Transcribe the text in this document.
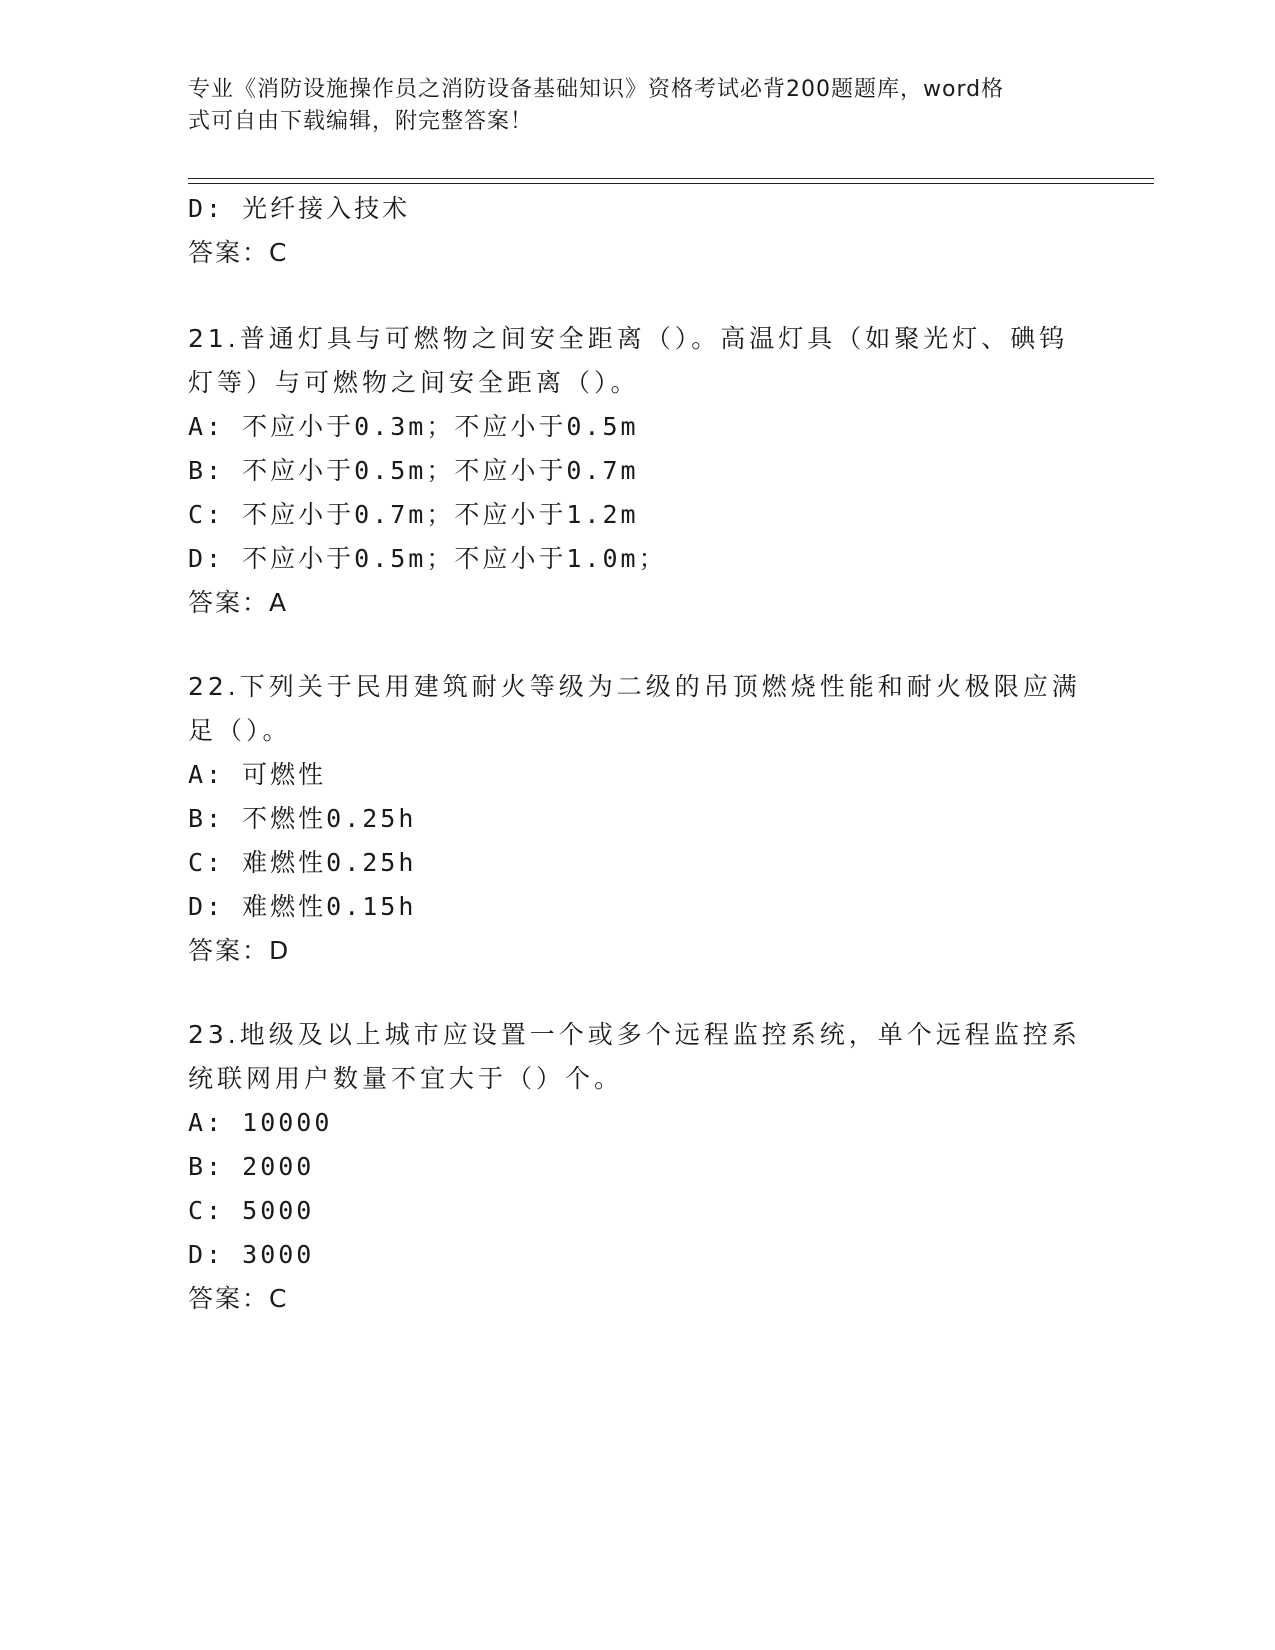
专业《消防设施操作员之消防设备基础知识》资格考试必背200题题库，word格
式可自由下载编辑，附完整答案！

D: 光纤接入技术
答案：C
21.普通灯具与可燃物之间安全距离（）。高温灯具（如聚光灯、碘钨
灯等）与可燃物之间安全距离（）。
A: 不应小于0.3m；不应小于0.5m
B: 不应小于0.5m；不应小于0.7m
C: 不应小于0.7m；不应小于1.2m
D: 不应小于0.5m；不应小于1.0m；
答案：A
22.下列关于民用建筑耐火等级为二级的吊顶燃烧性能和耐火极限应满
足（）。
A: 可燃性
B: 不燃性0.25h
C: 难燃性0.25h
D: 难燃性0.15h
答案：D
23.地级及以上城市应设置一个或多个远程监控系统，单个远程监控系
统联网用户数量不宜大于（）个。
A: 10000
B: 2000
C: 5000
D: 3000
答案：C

+ + + + +

## OBJECTIVE
Transcribe the records above exactly as they appear, leaving out any pictures.

## WRITTEN SOLUTION
Transcribe the text in this document.
专业《消防设施操作员之消防设备基础知识》资格考试必背200题题库，word格
式可自由下载编辑，附完整答案！

D: 光纤接入技术
答案：C
21.普通灯具与可燃物之间安全距离（）。高温灯具（如聚光灯、碘钨
灯等）与可燃物之间安全距离（）。
A: 不应小于0.3m；不应小于0.5m
B: 不应小于0.5m；不应小于0.7m
C: 不应小于0.7m；不应小于1.2m
D: 不应小于0.5m；不应小于1.0m；
答案：A
22.下列关于民用建筑耐火等级为二级的吊顶燃烧性能和耐火极限应满
足（）。
A: 可燃性
B: 不燃性0.25h
C: 难燃性0.25h
D: 难燃性0.15h
答案：D
23.地级及以上城市应设置一个或多个远程监控系统，单个远程监控系
统联网用户数量不宜大于（）个。
A: 10000
B: 2000
C: 5000
D: 3000
答案：C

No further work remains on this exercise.